**EXERCISE AIM:** Skip the images and return the records below exactly.

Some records
§

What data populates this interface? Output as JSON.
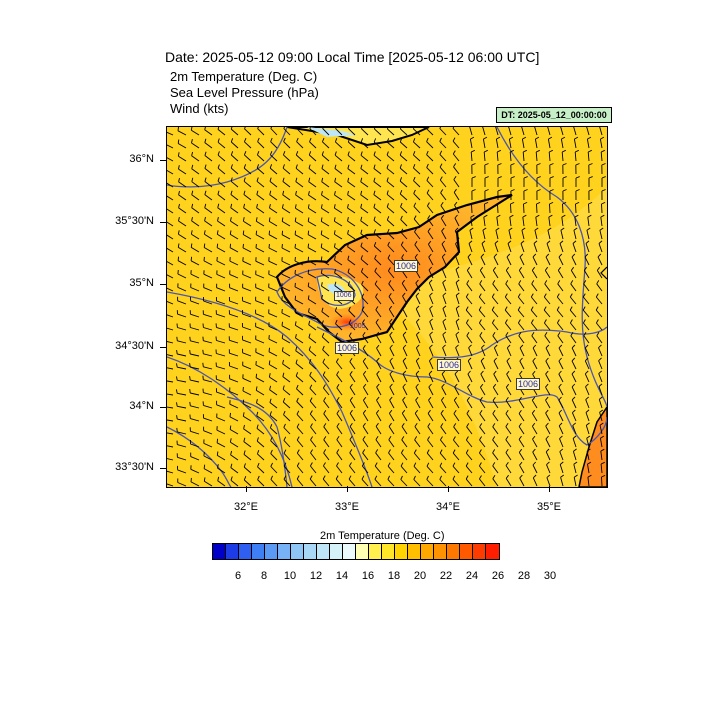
{
  "title": {
    "main": "Date: 2025-05-12  09:00 Local Time [2025-05-12  06:00 UTC]",
    "line1": "2m Temperature (Deg. C)",
    "line2": "Sea Level Pressure   (hPa)",
    "line3": "Wind   (kts)"
  },
  "dt_badge": "DT: 2025-05_12_00:00:00",
  "axes": {
    "lat_labels": [
      "36°N",
      "35°30'N",
      "35°N",
      "34°30'N",
      "34°N",
      "33°30'N"
    ],
    "lon_labels": [
      "32°E",
      "33°E",
      "34°E",
      "35°E"
    ]
  },
  "pressure_labels": [
    "1006",
    "1006",
    "1006",
    "1006",
    "1006",
    "1005"
  ],
  "colorbar": {
    "title": "2m Temperature (Deg. C)",
    "labels": [
      "6",
      "8",
      "10",
      "12",
      "14",
      "16",
      "18",
      "20",
      "22",
      "24",
      "26",
      "28",
      "30"
    ],
    "colors": [
      "#0000c8",
      "#1e3ce6",
      "#2e5ff0",
      "#3f7ff5",
      "#5a9af5",
      "#76b2f5",
      "#8ec6f5",
      "#a8d8f5",
      "#bfe6f7",
      "#d6f2f9",
      "#ebfafc",
      "#ffffb4",
      "#fff050",
      "#ffe628",
      "#ffd200",
      "#ffbe00",
      "#ffa800",
      "#ff9200",
      "#ff7800",
      "#ff5a00",
      "#ff3c00",
      "#ff1e00"
    ]
  },
  "colors": {
    "sea": "#ffd21e",
    "land_warm": "#ffa01e",
    "land_hot": "#ff6414",
    "isobar": "#4a55b0",
    "coast": "#000000"
  }
}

§

**RESPONSE BELOW:**
What data populates this interface? Output as JSON.
{
  "title": {
    "main": "Date: 2025-05-12  09:00 Local Time [2025-05-12  06:00 UTC]",
    "line1": "2m Temperature (Deg. C)",
    "line2": "Sea Level Pressure   (hPa)",
    "line3": "Wind   (kts)"
  },
  "dt_badge": "DT: 2025-05_12_00:00:00",
  "axes": {
    "lat_labels": [
      "36°N",
      "35°30'N",
      "35°N",
      "34°30'N",
      "34°N",
      "33°30'N"
    ],
    "lon_labels": [
      "32°E",
      "33°E",
      "34°E",
      "35°E"
    ]
  },
  "pressure_labels": [
    "1006",
    "1006",
    "1006",
    "1006",
    "1006",
    "1005"
  ],
  "colorbar": {
    "title": "2m Temperature (Deg. C)",
    "labels": [
      "6",
      "8",
      "10",
      "12",
      "14",
      "16",
      "18",
      "20",
      "22",
      "24",
      "26",
      "28",
      "30"
    ],
    "colors": [
      "#0000c8",
      "#1e3ce6",
      "#2e5ff0",
      "#3f7ff5",
      "#5a9af5",
      "#76b2f5",
      "#8ec6f5",
      "#a8d8f5",
      "#bfe6f7",
      "#d6f2f9",
      "#ebfafc",
      "#ffffb4",
      "#fff050",
      "#ffe628",
      "#ffd200",
      "#ffbe00",
      "#ffa800",
      "#ff9200",
      "#ff7800",
      "#ff5a00",
      "#ff3c00",
      "#ff1e00"
    ]
  },
  "colors": {
    "sea": "#ffd21e",
    "land_warm": "#ffa01e",
    "land_hot": "#ff6414",
    "isobar": "#4a55b0",
    "coast": "#000000"
  }
}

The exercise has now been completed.